What this task involves →
Pictures do not belong in the copy; quote every entry below exactly.
======== Provided material ========
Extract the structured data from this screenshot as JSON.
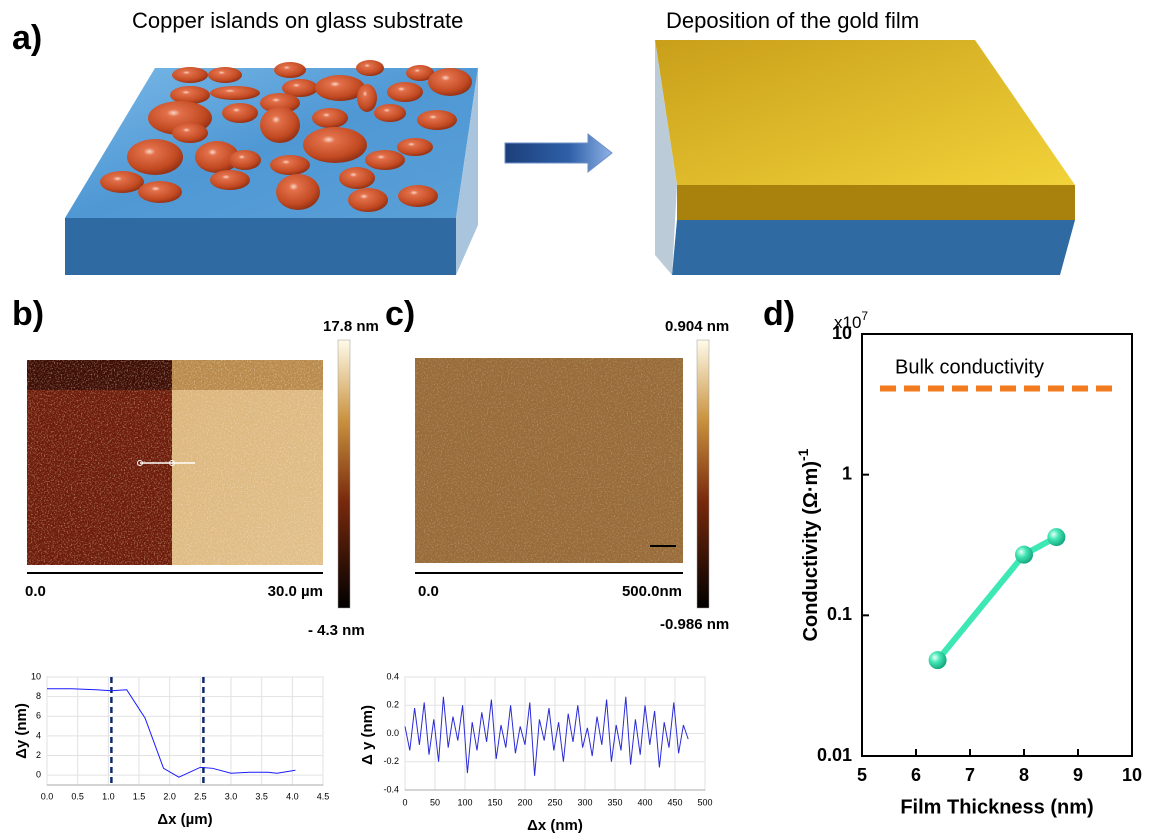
{
  "panel_labels": [
    "a)",
    "b)",
    "c)",
    "d)"
  ],
  "illustration": {
    "left_caption": "Copper islands on glass substrate",
    "right_caption": "Deposition of the gold film"
  },
  "afm_b": {
    "scale_max": "17.8 nm",
    "scale_min": "- 4.3 nm",
    "axis_start": "0.0",
    "axis_end": "30.0 µm"
  },
  "afm_c": {
    "scale_max": "0.904 nm",
    "scale_min": "-0.986 nm",
    "axis_start": "0.0",
    "axis_end": "500.0nm"
  },
  "chart_data": [
    {
      "type": "line",
      "x": [
        0,
        0.4,
        0.8,
        1.05,
        1.3,
        1.6,
        1.9,
        2.15,
        2.5,
        2.7,
        3.0,
        3.3,
        3.6,
        3.75,
        4.05
      ],
      "values": [
        8.8,
        8.8,
        8.7,
        8.6,
        8.7,
        5.8,
        0.7,
        -0.2,
        0.8,
        0.7,
        0.2,
        0.3,
        0.3,
        0.2,
        0.5
      ],
      "color": "#1a1aff",
      "xlabel": "Δx (µm)",
      "ylabel": "Δy (nm)",
      "xlim": [
        0,
        4.5
      ],
      "ylim": [
        -1,
        10
      ],
      "xticks": [
        {
          "value": 0,
          "label": "0.0"
        },
        0.5,
        {
          "value": 1,
          "label": "1.0"
        },
        1.5,
        {
          "value": 2,
          "label": "2.0"
        },
        2.5,
        {
          "value": 3,
          "label": "3.0"
        },
        3.5,
        {
          "value": 4,
          "label": "4.0"
        },
        4.5
      ],
      "yticks": [
        0,
        2,
        4,
        6,
        8,
        10
      ],
      "grid": true,
      "vlines": [
        1.05,
        2.55
      ],
      "vline_color": "#0d2a6b"
    },
    {
      "type": "line",
      "x": [
        0,
        8,
        16,
        24,
        32,
        40,
        48,
        56,
        64,
        72,
        80,
        88,
        96,
        104,
        112,
        120,
        128,
        136,
        144,
        152,
        160,
        168,
        176,
        184,
        192,
        200,
        208,
        216,
        224,
        232,
        240,
        248,
        256,
        264,
        272,
        280,
        288,
        296,
        304,
        312,
        320,
        328,
        336,
        344,
        352,
        360,
        368,
        376,
        384,
        392,
        400,
        408,
        416,
        424,
        432,
        440,
        448,
        456,
        464,
        472
      ],
      "values": [
        0.05,
        -0.12,
        0.18,
        -0.08,
        0.22,
        -0.15,
        0.1,
        -0.2,
        0.26,
        -0.1,
        0.12,
        -0.05,
        0.2,
        -0.28,
        0.08,
        -0.12,
        0.15,
        -0.06,
        0.24,
        -0.18,
        0.06,
        -0.1,
        0.2,
        -0.14,
        0.05,
        -0.08,
        0.22,
        -0.3,
        0.1,
        -0.05,
        0.18,
        -0.12,
        0.08,
        -0.2,
        0.14,
        -0.06,
        0.2,
        -0.1,
        0.04,
        -0.16,
        0.12,
        -0.08,
        0.24,
        -0.2,
        0.06,
        -0.12,
        0.26,
        -0.22,
        0.1,
        -0.15,
        0.2,
        -0.08,
        0.16,
        -0.24,
        0.08,
        -0.1,
        0.22,
        -0.14,
        0.06,
        -0.04
      ],
      "color": "#2b2bd6",
      "xlabel": "Δx (nm)",
      "ylabel": "Δ y (nm)",
      "xlim": [
        0,
        500
      ],
      "ylim": [
        -0.4,
        0.4
      ],
      "xticks": [
        0,
        50,
        100,
        150,
        200,
        250,
        300,
        350,
        400,
        450,
        500
      ],
      "yticks": [
        -0.4,
        -0.2,
        {
          "value": 0,
          "label": "0.0"
        },
        0.2,
        0.4
      ],
      "grid": true
    },
    {
      "type": "line",
      "markers": true,
      "x": [
        6.4,
        8.0,
        8.6
      ],
      "values": [
        0.048,
        0.27,
        0.36
      ],
      "color": "#3de8b5",
      "xlabel": "Film Thickness (nm)",
      "ylabel": "Conductivity  (Ω·m)",
      "ylabel_superscript": "-1",
      "y_multiplier": {
        "text": "x10",
        "exponent": "7"
      },
      "xlim": [
        5,
        10
      ],
      "ylim": [
        0.01,
        10
      ],
      "xticks": [
        5,
        6,
        7,
        8,
        9,
        10
      ],
      "yticks": [
        0.01,
        0.1,
        1,
        10
      ],
      "log_y": true,
      "grid": false,
      "reference_lines": [
        {
          "label": "Bulk conductivity",
          "value": 4.1,
          "color": "#f27a1f"
        }
      ]
    }
  ]
}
========
The completed task →
Extract the structured data from this screenshot as JSON.
{
  "panel_labels": [
    "a)",
    "b)",
    "c)",
    "d)"
  ],
  "illustration": {
    "left_caption": "Copper islands on glass substrate",
    "right_caption": "Deposition of the gold film"
  },
  "afm_b": {
    "scale_max": "17.8 nm",
    "scale_min": "- 4.3 nm",
    "axis_start": "0.0",
    "axis_end": "30.0 µm"
  },
  "afm_c": {
    "scale_max": "0.904 nm",
    "scale_min": "-0.986 nm",
    "axis_start": "0.0",
    "axis_end": "500.0nm"
  },
  "chart_data": [
    {
      "type": "line",
      "x": [
        0,
        0.4,
        0.8,
        1.05,
        1.3,
        1.6,
        1.9,
        2.15,
        2.5,
        2.7,
        3.0,
        3.3,
        3.6,
        3.75,
        4.05
      ],
      "values": [
        8.8,
        8.8,
        8.7,
        8.6,
        8.7,
        5.8,
        0.7,
        -0.2,
        0.8,
        0.7,
        0.2,
        0.3,
        0.3,
        0.2,
        0.5
      ],
      "color": "#1a1aff",
      "xlabel": "Δx (µm)",
      "ylabel": "Δy (nm)",
      "xlim": [
        0,
        4.5
      ],
      "ylim": [
        -1,
        10
      ],
      "xticks": [
        {
          "value": 0,
          "label": "0.0"
        },
        0.5,
        {
          "value": 1,
          "label": "1.0"
        },
        1.5,
        {
          "value": 2,
          "label": "2.0"
        },
        2.5,
        {
          "value": 3,
          "label": "3.0"
        },
        3.5,
        {
          "value": 4,
          "label": "4.0"
        },
        4.5
      ],
      "yticks": [
        0,
        2,
        4,
        6,
        8,
        10
      ],
      "grid": true,
      "vlines": [
        1.05,
        2.55
      ],
      "vline_color": "#0d2a6b"
    },
    {
      "type": "line",
      "x": [
        0,
        8,
        16,
        24,
        32,
        40,
        48,
        56,
        64,
        72,
        80,
        88,
        96,
        104,
        112,
        120,
        128,
        136,
        144,
        152,
        160,
        168,
        176,
        184,
        192,
        200,
        208,
        216,
        224,
        232,
        240,
        248,
        256,
        264,
        272,
        280,
        288,
        296,
        304,
        312,
        320,
        328,
        336,
        344,
        352,
        360,
        368,
        376,
        384,
        392,
        400,
        408,
        416,
        424,
        432,
        440,
        448,
        456,
        464,
        472
      ],
      "values": [
        0.05,
        -0.12,
        0.18,
        -0.08,
        0.22,
        -0.15,
        0.1,
        -0.2,
        0.26,
        -0.1,
        0.12,
        -0.05,
        0.2,
        -0.28,
        0.08,
        -0.12,
        0.15,
        -0.06,
        0.24,
        -0.18,
        0.06,
        -0.1,
        0.2,
        -0.14,
        0.05,
        -0.08,
        0.22,
        -0.3,
        0.1,
        -0.05,
        0.18,
        -0.12,
        0.08,
        -0.2,
        0.14,
        -0.06,
        0.2,
        -0.1,
        0.04,
        -0.16,
        0.12,
        -0.08,
        0.24,
        -0.2,
        0.06,
        -0.12,
        0.26,
        -0.22,
        0.1,
        -0.15,
        0.2,
        -0.08,
        0.16,
        -0.24,
        0.08,
        -0.1,
        0.22,
        -0.14,
        0.06,
        -0.04
      ],
      "color": "#2b2bd6",
      "xlabel": "Δx (nm)",
      "ylabel": "Δ y (nm)",
      "xlim": [
        0,
        500
      ],
      "ylim": [
        -0.4,
        0.4
      ],
      "xticks": [
        0,
        50,
        100,
        150,
        200,
        250,
        300,
        350,
        400,
        450,
        500
      ],
      "yticks": [
        -0.4,
        -0.2,
        {
          "value": 0,
          "label": "0.0"
        },
        0.2,
        0.4
      ],
      "grid": true
    },
    {
      "type": "line",
      "markers": true,
      "x": [
        6.4,
        8.0,
        8.6
      ],
      "values": [
        0.048,
        0.27,
        0.36
      ],
      "color": "#3de8b5",
      "xlabel": "Film Thickness (nm)",
      "ylabel": "Conductivity  (Ω·m)",
      "ylabel_superscript": "-1",
      "y_multiplier": {
        "text": "x10",
        "exponent": "7"
      },
      "xlim": [
        5,
        10
      ],
      "ylim": [
        0.01,
        10
      ],
      "xticks": [
        5,
        6,
        7,
        8,
        9,
        10
      ],
      "yticks": [
        0.01,
        0.1,
        1,
        10
      ],
      "log_y": true,
      "grid": false,
      "reference_lines": [
        {
          "label": "Bulk conductivity",
          "value": 4.1,
          "color": "#f27a1f"
        }
      ]
    }
  ]
}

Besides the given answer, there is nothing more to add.